_Task directions_. Each line of the listing that contains the word "водомере" is to be copied.

_Given records_.

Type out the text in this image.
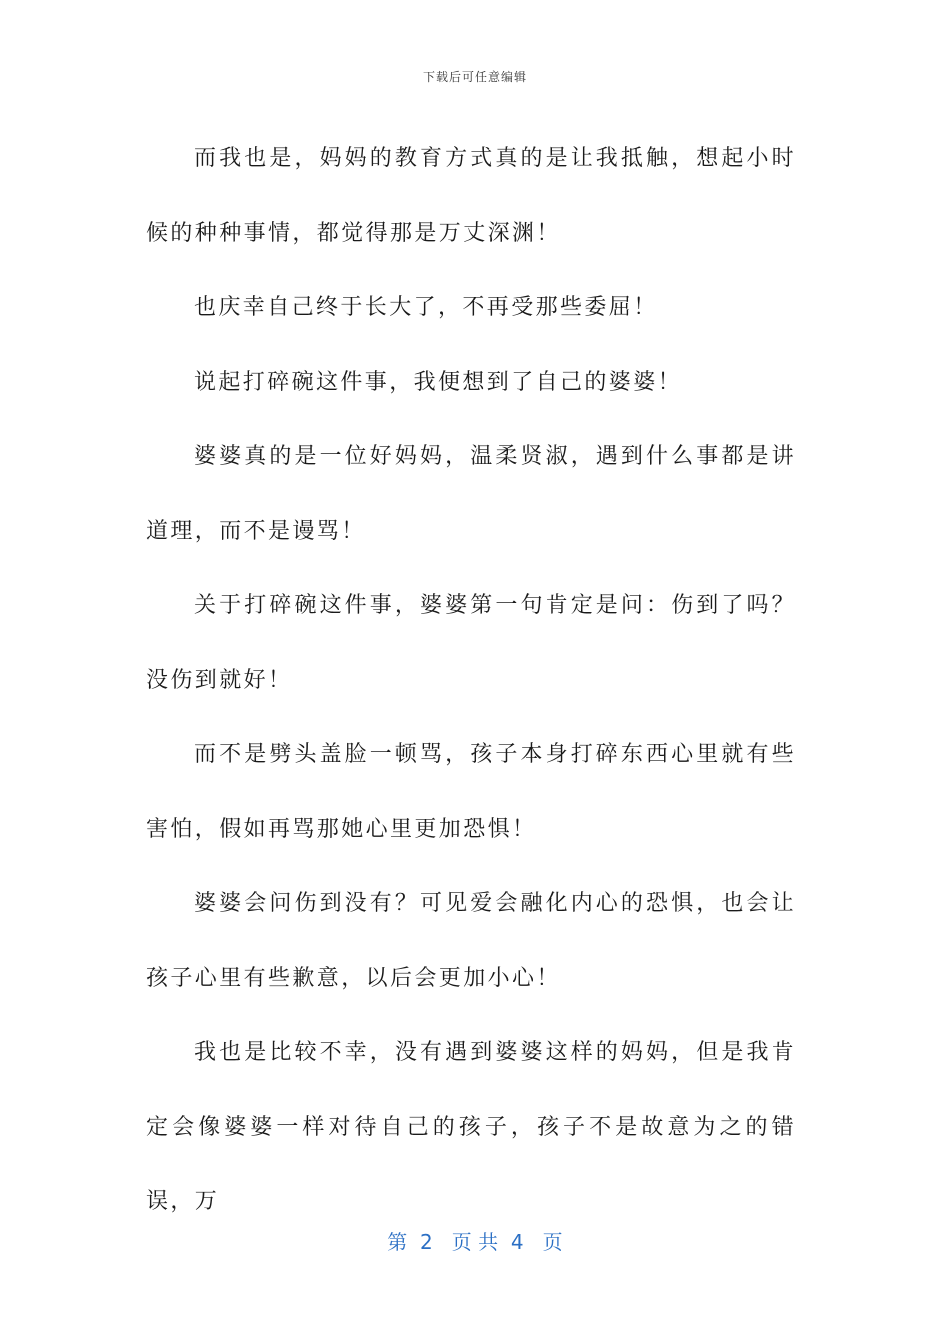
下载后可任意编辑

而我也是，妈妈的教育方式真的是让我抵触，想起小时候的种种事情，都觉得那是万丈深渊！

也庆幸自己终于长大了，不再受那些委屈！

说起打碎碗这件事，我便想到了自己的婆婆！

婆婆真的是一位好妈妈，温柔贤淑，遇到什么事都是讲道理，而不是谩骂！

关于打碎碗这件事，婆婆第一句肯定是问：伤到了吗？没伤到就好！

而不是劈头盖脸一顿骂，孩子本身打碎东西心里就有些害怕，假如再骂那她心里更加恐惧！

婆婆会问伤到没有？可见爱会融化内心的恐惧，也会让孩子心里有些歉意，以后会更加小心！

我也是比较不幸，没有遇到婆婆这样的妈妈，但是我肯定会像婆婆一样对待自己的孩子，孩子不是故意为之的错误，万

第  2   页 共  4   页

--

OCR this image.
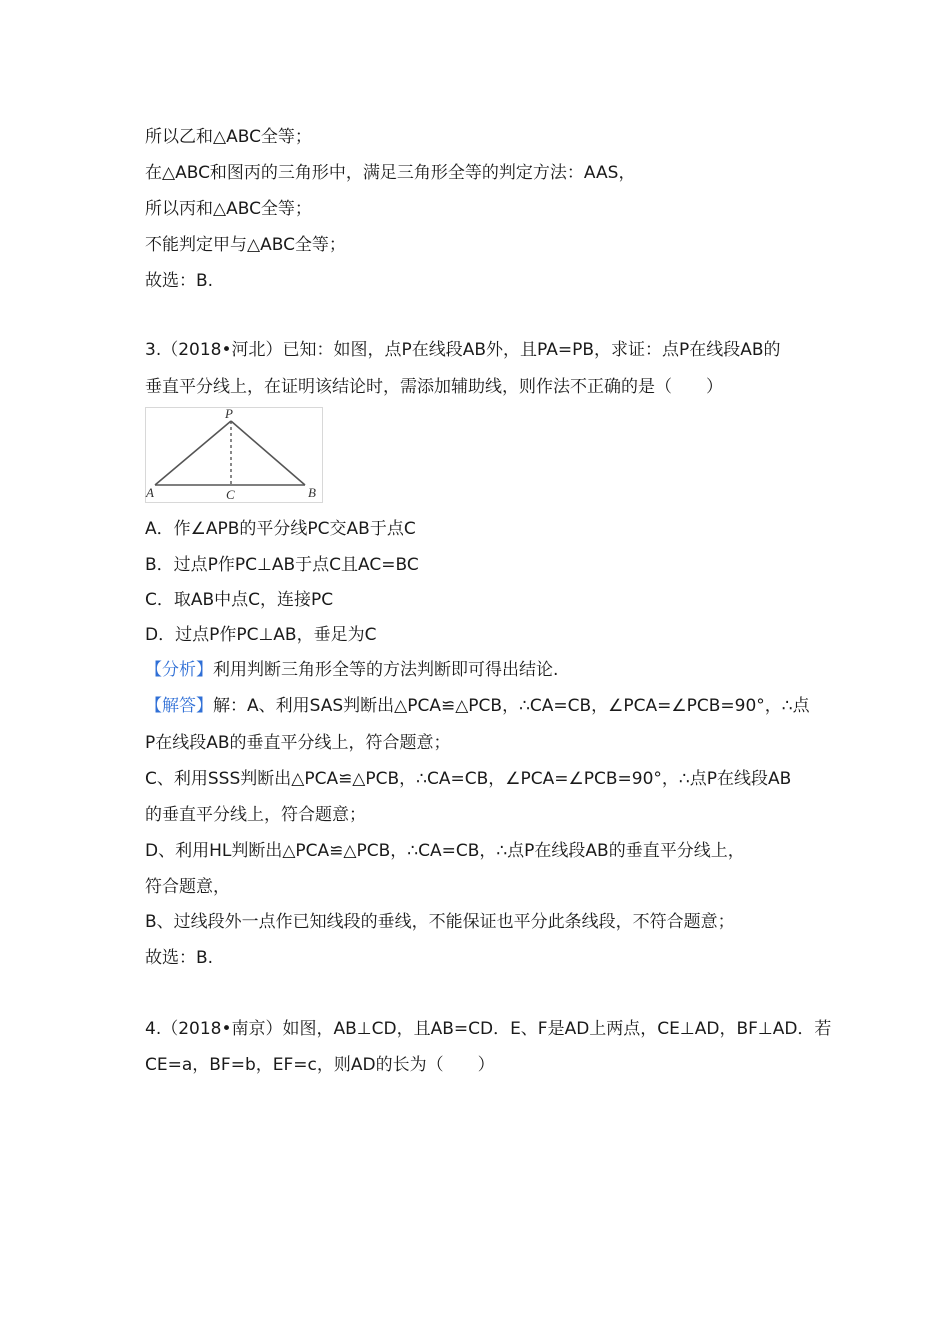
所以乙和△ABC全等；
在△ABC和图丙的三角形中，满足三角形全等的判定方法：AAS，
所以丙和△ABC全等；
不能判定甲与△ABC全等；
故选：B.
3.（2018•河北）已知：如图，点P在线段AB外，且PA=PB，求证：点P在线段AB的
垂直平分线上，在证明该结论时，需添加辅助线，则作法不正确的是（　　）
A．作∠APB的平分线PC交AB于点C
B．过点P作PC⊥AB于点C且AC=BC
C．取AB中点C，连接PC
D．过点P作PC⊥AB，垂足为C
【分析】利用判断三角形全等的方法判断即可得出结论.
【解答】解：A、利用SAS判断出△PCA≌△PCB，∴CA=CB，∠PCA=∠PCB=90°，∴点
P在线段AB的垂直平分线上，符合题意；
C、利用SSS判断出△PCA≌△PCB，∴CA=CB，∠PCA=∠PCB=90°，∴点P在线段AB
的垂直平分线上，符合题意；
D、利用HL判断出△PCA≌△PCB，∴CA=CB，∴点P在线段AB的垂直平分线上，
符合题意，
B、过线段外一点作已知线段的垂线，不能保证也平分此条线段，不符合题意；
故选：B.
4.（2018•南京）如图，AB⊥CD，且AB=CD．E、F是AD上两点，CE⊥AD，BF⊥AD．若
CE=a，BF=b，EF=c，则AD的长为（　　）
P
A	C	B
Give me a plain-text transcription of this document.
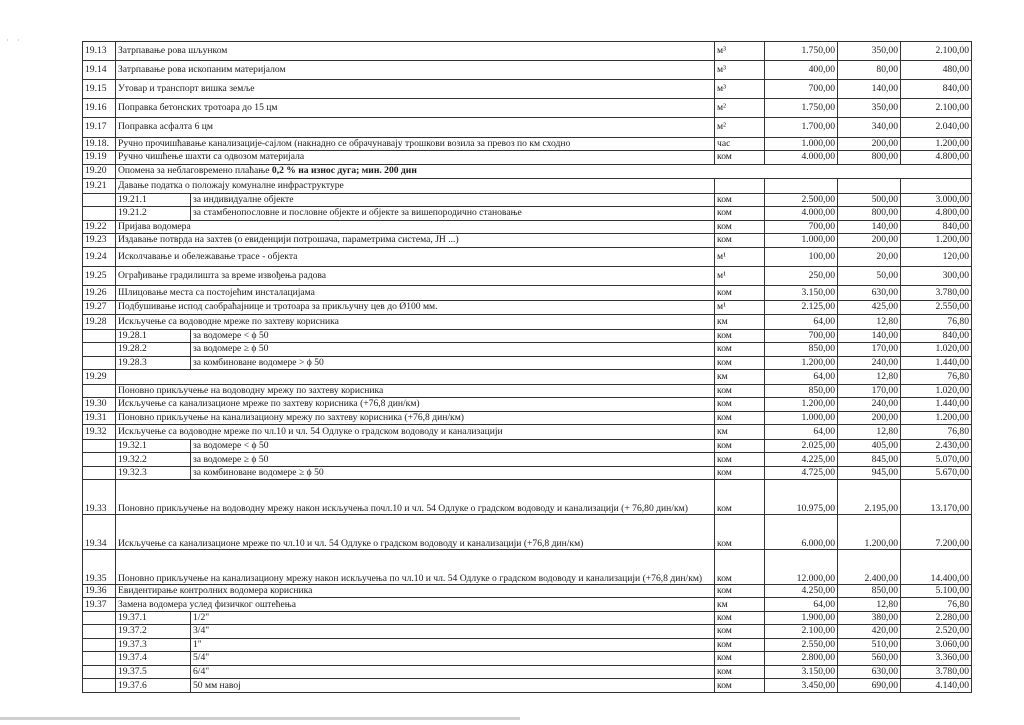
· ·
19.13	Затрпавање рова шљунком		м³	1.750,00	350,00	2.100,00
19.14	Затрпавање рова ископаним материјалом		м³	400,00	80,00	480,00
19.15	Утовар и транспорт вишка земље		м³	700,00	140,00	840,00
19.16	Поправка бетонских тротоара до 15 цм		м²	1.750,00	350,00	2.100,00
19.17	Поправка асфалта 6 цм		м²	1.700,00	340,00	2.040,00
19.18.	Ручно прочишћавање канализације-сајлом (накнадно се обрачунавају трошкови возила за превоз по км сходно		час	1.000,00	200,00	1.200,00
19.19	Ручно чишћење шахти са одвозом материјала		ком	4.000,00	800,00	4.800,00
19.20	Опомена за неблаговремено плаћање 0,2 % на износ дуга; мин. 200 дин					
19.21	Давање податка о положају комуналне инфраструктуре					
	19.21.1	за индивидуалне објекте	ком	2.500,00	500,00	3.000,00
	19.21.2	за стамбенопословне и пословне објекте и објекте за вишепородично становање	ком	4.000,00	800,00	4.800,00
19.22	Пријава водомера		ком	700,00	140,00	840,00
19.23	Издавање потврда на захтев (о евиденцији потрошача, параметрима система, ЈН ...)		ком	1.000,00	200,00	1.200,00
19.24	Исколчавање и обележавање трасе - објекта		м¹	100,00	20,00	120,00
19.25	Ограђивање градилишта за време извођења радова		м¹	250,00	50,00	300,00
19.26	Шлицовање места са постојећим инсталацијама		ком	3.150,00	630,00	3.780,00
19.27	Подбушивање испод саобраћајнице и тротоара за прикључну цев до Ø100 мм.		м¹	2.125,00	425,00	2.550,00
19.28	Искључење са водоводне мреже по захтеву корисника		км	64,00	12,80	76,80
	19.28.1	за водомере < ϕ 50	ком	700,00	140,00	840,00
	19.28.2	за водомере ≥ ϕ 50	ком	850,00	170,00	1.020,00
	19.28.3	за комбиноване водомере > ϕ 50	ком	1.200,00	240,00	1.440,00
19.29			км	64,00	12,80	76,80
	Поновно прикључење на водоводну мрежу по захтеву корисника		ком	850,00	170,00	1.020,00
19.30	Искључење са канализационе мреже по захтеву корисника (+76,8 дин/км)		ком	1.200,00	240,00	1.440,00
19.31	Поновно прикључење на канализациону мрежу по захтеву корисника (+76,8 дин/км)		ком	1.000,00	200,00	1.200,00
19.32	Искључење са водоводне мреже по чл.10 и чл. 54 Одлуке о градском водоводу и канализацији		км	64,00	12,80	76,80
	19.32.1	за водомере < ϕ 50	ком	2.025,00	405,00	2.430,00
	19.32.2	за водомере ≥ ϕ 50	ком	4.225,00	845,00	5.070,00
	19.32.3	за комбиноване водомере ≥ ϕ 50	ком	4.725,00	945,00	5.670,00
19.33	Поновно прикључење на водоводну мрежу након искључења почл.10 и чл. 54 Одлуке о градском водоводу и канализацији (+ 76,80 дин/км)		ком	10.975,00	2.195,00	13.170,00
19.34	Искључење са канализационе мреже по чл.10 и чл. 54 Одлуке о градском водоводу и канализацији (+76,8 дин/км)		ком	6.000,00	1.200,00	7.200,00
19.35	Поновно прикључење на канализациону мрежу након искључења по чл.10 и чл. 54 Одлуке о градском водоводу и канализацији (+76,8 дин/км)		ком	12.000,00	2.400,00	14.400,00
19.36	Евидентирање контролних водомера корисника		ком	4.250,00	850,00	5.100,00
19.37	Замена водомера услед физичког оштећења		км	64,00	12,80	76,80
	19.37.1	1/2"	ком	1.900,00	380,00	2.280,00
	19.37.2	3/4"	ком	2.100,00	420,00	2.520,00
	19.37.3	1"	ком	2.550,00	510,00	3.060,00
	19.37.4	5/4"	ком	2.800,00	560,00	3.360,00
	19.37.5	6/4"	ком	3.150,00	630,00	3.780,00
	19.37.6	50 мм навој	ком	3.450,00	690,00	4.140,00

_The result_.
	19.28.1	за водомере < ϕ 50	ком	700,00	140,00	840,00
	19.28.2	за водомере ≥ ϕ 50	ком	850,00	170,00	1.020,00
	19.28.3	за комбиноване водомере > ϕ 50	ком	1.200,00	240,00	1.440,00
	19.32.1	за водомере < ϕ 50	ком	2.025,00	405,00	2.430,00
	19.32.2	за водомере ≥ ϕ 50	ком	4.225,00	845,00	5.070,00
	19.32.3	за комбиноване водомере ≥ ϕ 50	ком	4.725,00	945,00	5.670,00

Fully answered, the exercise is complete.